- **Task**: Send each entry back exactly as given, pictures excluded.

[Dataset records]
============

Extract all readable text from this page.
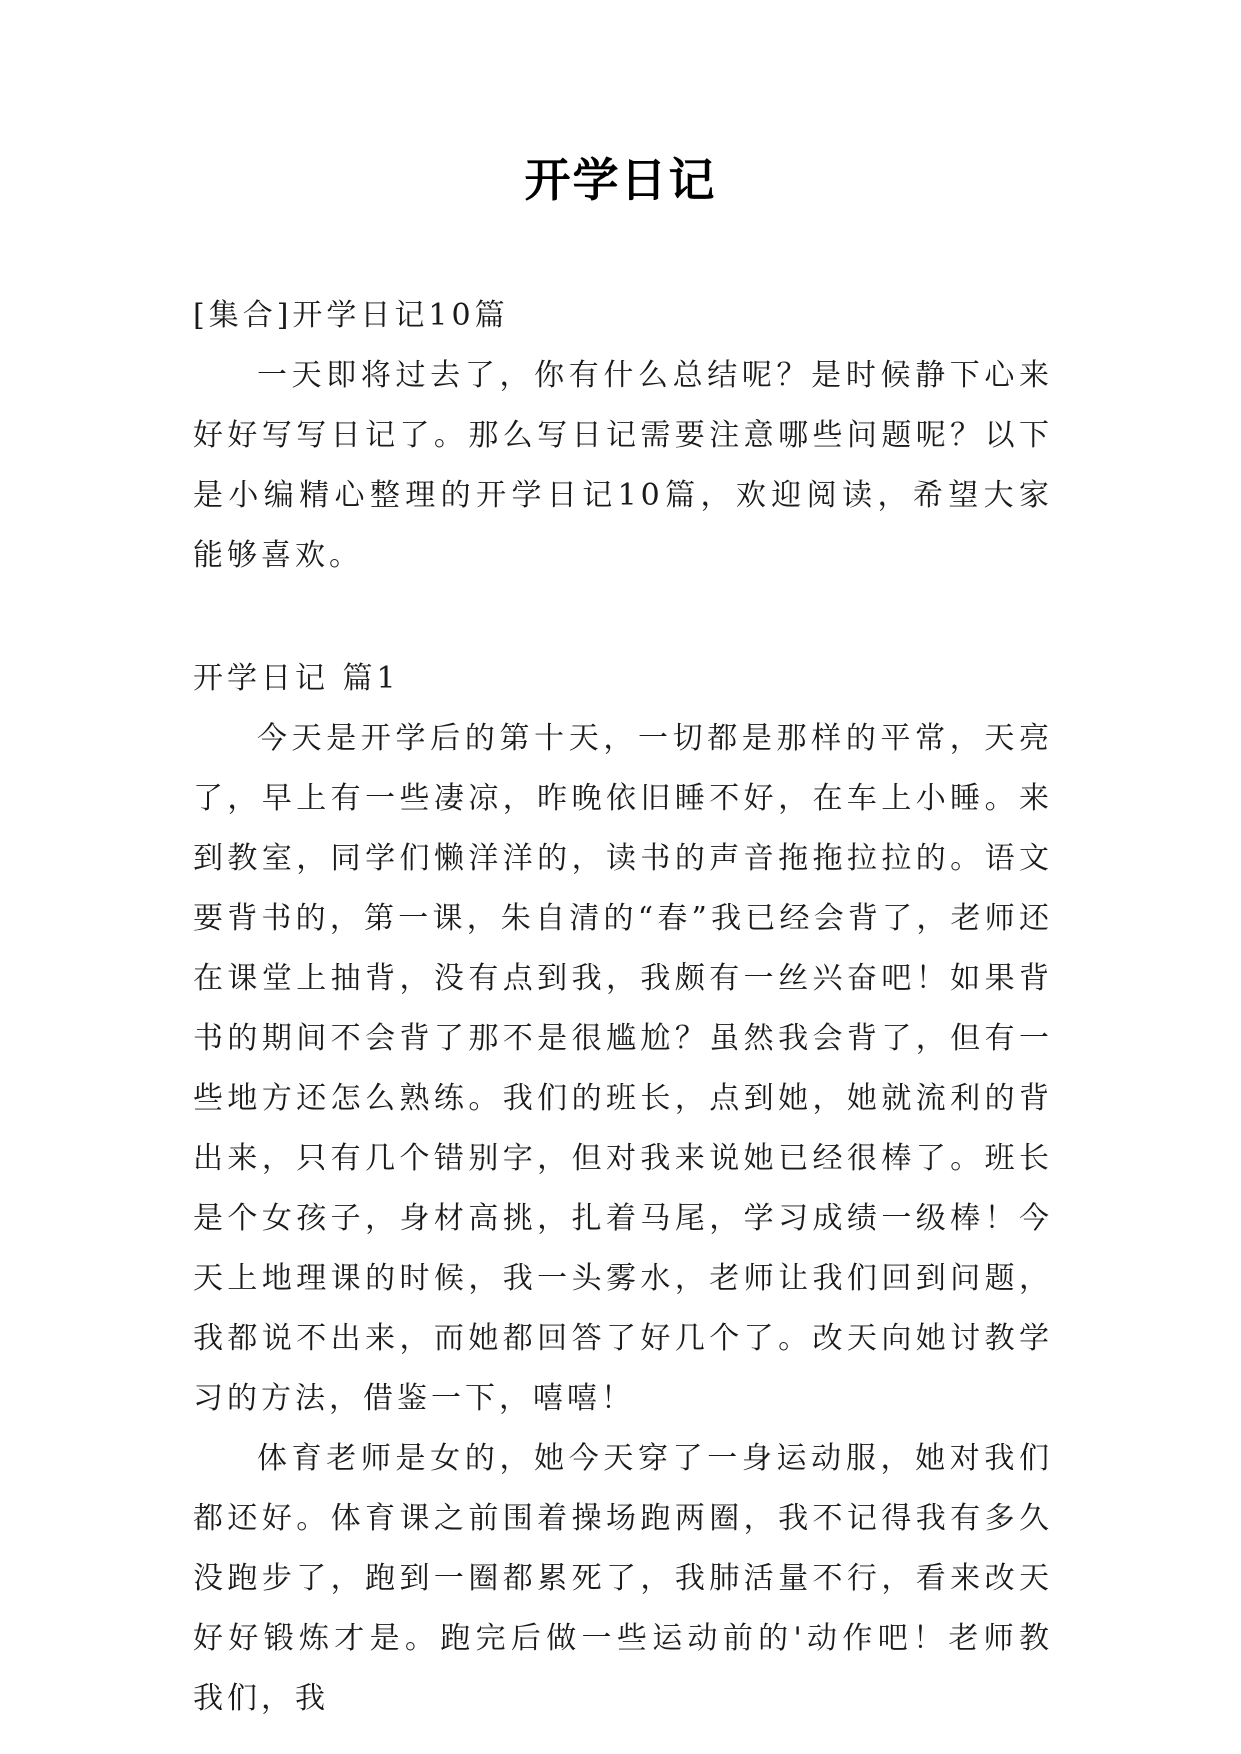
开学日记

[集合]开学日记10篇

一天即将过去了，你有什么总结呢？是时候静下心来好好写写日记了。那么写日记需要注意哪些问题呢？以下是小编精心整理的开学日记10篇，欢迎阅读，希望大家能够喜欢。

开学日记 篇1

今天是开学后的第十天，一切都是那样的平常，天亮了，早上有一些凄凉，昨晚依旧睡不好，在车上小睡。来到教室，同学们懒洋洋的，读书的声音拖拖拉拉的。语文要背书的，第一课，朱自清的“春”我已经会背了，老师还在课堂上抽背，没有点到我，我颇有一丝兴奋吧！如果背书的期间不会背了那不是很尴尬？虽然我会背了，但有一些地方还怎么熟练。我们的班长，点到她，她就流利的背出来，只有几个错别字，但对我来说她已经很棒了。班长是个女孩子，身材高挑，扎着马尾，学习成绩一级棒！今天上地理课的时候，我一头雾水，老师让我们回到问题，我都说不出来，而她都回答了好几个了。改天向她讨教学习的方法，借鉴一下，嘻嘻！

体育老师是女的，她今天穿了一身运动服，她对我们都还好。体育课之前围着操场跑两圈，我不记得我有多久没跑步了，跑到一圈都累死了，我肺活量不行，看来改天好好锻炼才是。跑完后做一些运动前的'动作吧！老师教我们，我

============

- **Result**:
Extract all readable text from this page.
开学日记

[集合]开学日记10篇

一天即将过去了，你有什么总结呢？是时候静下心来好好写写日记了。那么写日记需要注意哪些问题呢？以下是小编精心整理的开学日记10篇，欢迎阅读，希望大家能够喜欢。

开学日记 篇1

今天是开学后的第十天，一切都是那样的平常，天亮了，早上有一些凄凉，昨晚依旧睡不好，在车上小睡。来到教室，同学们懒洋洋的，读书的声音拖拖拉拉的。语文要背书的，第一课，朱自清的“春”我已经会背了，老师还在课堂上抽背，没有点到我，我颇有一丝兴奋吧！如果背书的期间不会背了那不是很尴尬？虽然我会背了，但有一些地方还怎么熟练。我们的班长，点到她，她就流利的背出来，只有几个错别字，但对我来说她已经很棒了。班长是个女孩子，身材高挑，扎着马尾，学习成绩一级棒！今天上地理课的时候，我一头雾水，老师让我们回到问题，我都说不出来，而她都回答了好几个了。改天向她讨教学习的方法，借鉴一下，嘻嘻！

体育老师是女的，她今天穿了一身运动服，她对我们都还好。体育课之前围着操场跑两圈，我不记得我有多久没跑步了，跑到一圈都累死了，我肺活量不行，看来改天好好锻炼才是。跑完后做一些运动前的'动作吧！老师教我们，我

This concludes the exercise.